-- BEGIN Raw data --

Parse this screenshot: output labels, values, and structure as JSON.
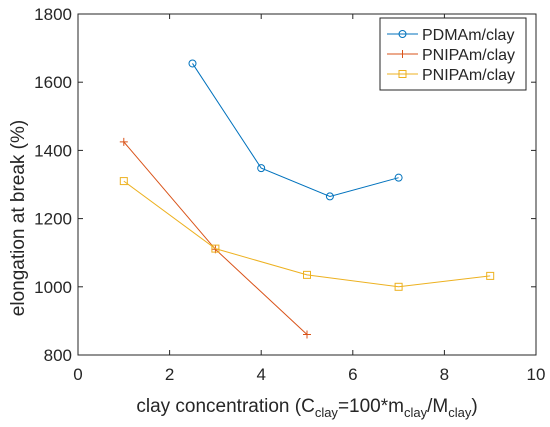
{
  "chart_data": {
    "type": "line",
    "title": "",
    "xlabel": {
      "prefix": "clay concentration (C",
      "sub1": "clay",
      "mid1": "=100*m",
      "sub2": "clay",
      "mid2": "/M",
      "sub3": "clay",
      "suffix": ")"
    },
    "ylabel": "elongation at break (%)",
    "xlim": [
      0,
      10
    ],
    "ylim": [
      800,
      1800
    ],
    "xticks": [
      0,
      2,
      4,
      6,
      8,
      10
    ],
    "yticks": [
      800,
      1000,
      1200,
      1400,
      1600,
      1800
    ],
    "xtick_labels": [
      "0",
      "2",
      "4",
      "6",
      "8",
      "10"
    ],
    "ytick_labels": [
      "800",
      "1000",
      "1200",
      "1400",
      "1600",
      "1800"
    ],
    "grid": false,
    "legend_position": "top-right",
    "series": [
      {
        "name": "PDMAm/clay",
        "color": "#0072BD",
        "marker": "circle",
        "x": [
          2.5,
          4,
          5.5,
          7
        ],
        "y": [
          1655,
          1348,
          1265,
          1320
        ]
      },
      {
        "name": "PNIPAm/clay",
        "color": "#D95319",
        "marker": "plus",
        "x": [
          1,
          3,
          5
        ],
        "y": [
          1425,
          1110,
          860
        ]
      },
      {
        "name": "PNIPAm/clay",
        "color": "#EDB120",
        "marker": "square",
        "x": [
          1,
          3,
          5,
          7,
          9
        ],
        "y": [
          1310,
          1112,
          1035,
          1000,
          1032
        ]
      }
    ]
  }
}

-- END Raw data --
-- BEGIN Raw data --

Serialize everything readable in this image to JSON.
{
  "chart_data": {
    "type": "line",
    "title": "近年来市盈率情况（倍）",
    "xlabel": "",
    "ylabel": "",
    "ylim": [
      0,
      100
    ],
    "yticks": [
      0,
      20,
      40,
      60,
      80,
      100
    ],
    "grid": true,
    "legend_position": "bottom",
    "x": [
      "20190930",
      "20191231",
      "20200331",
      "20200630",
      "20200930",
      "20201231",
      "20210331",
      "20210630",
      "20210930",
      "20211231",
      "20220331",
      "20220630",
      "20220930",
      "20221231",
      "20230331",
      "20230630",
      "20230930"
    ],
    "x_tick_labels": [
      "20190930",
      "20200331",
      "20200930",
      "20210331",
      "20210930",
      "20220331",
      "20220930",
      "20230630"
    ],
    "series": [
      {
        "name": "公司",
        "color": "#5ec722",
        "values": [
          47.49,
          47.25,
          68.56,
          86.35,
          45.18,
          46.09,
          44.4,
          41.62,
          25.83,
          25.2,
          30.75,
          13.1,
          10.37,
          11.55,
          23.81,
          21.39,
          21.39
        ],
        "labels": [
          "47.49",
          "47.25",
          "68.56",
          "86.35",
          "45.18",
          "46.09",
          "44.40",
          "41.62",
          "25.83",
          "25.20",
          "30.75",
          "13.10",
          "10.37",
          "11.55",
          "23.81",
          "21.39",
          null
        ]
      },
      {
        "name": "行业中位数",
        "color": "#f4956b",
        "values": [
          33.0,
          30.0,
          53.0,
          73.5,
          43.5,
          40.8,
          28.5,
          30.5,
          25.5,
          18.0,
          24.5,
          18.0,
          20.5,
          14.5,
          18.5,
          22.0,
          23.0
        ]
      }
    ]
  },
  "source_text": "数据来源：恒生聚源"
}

-- END Raw data --

# Description of the task
From the entries above, copy every line where the word "color" shows up.

# Reply
        "color": "#0072BD",
        "color": "#D95319",
        "color": "#EDB120",
        "color": "#5ec722",
        "color": "#f4956b",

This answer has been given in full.